# Data entries:
____________________

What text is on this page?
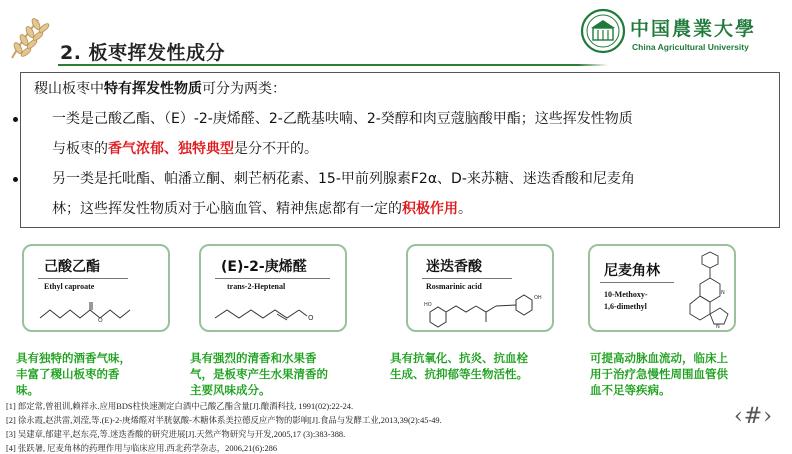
2. 板枣挥发性成分
中国農業大學
China Agricultural University
稷山板枣中特有挥发性物质可分为两类：
一类是己酸乙酯、（E）-2-庚烯醛、2-乙酰基呋喃、2-癸醇和肉豆蔻脑酸甲酯；这些挥发性物质
与板枣的香气浓郁、独特典型是分不开的。
另一类是托吡酯、帕潘立酮、刺芒柄花素、15-甲前列腺素F2α、D-来苏糖、迷迭香酸和尼麦角
林；这些挥发性物质对于心脑血管、精神焦虑都有一定的积极作用。
己酸乙酯
Ethyl caproate
O
(E)-2-庚烯醛
trans-2-Heptenal
O
迷迭香酸
Rosmarinic acid
HO
OH
尼麦角林
10-Methoxy-
1,6-dimethyl
N
N
具有独特的酒香气味，
丰富了稷山板枣的香
味。
具有强烈的清香和水果香
气，是板枣产生水果清香的
主要风味成分。
具有抗氧化、抗炎、抗血栓
生成、抗抑郁等生物活性。
可提高动脉血流动，临床上
用于治疗急慢性周围血管供
血不足等疾病。
[1] 郎定常,曾祖训,赖祥永.应用BDS柱快速测定白酒中己酸乙酯含量[J].酿酒科技, 1991(02):22-24.
[2] 徐永霞,赵洪雷,刘滢,等.(E)-2-庚烯醛对半胱氨酸-木糖体系美拉德反应产物的影响[J].食品与发酵工业,2013,39(2):45-49.
[3] 吴建章,郁建平,赵东亮,等.迷迭香酸的研究进展[J].天然产物研究与开发,2005,17 (3):383-388.
[4] 张跃暑, 尼麦角林的药理作用与临床应用.西北药学杂志，2006,21(6):286
‹#›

____________________

# WHAT TO DO:
Take the data above and repeat it exactly, leaving each picture out.

# RESULT FOR THIS EXERCISE:
What text is on this page?
2. 板枣挥发性成分
中国農業大學
China Agricultural University
稷山板枣中特有挥发性物质可分为两类：
一类是己酸乙酯、（E）-2-庚烯醛、2-乙酰基呋喃、2-癸醇和肉豆蔻脑酸甲酯；这些挥发性物质
与板枣的香气浓郁、独特典型是分不开的。
另一类是托吡酯、帕潘立酮、刺芒柄花素、15-甲前列腺素F2α、D-来苏糖、迷迭香酸和尼麦角
林；这些挥发性物质对于心脑血管、精神焦虑都有一定的积极作用。
己酸乙酯
Ethyl caproate
O
(E)-2-庚烯醛
trans-2-Heptenal
O
迷迭香酸
Rosmarinic acid
HO
OH
尼麦角林
10-Methoxy-
1,6-dimethyl
N
N
具有独特的酒香气味，
丰富了稷山板枣的香
味。
具有强烈的清香和水果香
气，是板枣产生水果清香的
主要风味成分。
具有抗氧化、抗炎、抗血栓
生成、抗抑郁等生物活性。
可提高动脉血流动，临床上
用于治疗急慢性周围血管供
血不足等疾病。
[1] 郎定常,曾祖训,赖祥永.应用BDS柱快速测定白酒中己酸乙酯含量[J].酿酒科技, 1991(02):22-24.
[2] 徐永霞,赵洪雷,刘滢,等.(E)-2-庚烯醛对半胱氨酸-木糖体系美拉德反应产物的影响[J].食品与发酵工业,2013,39(2):45-49.
[3] 吴建章,郁建平,赵东亮,等.迷迭香酸的研究进展[J].天然产物研究与开发,2005,17 (3):383-388.
[4] 张跃暑, 尼麦角林的药理作用与临床应用.西北药学杂志，2006,21(6):286
‹#›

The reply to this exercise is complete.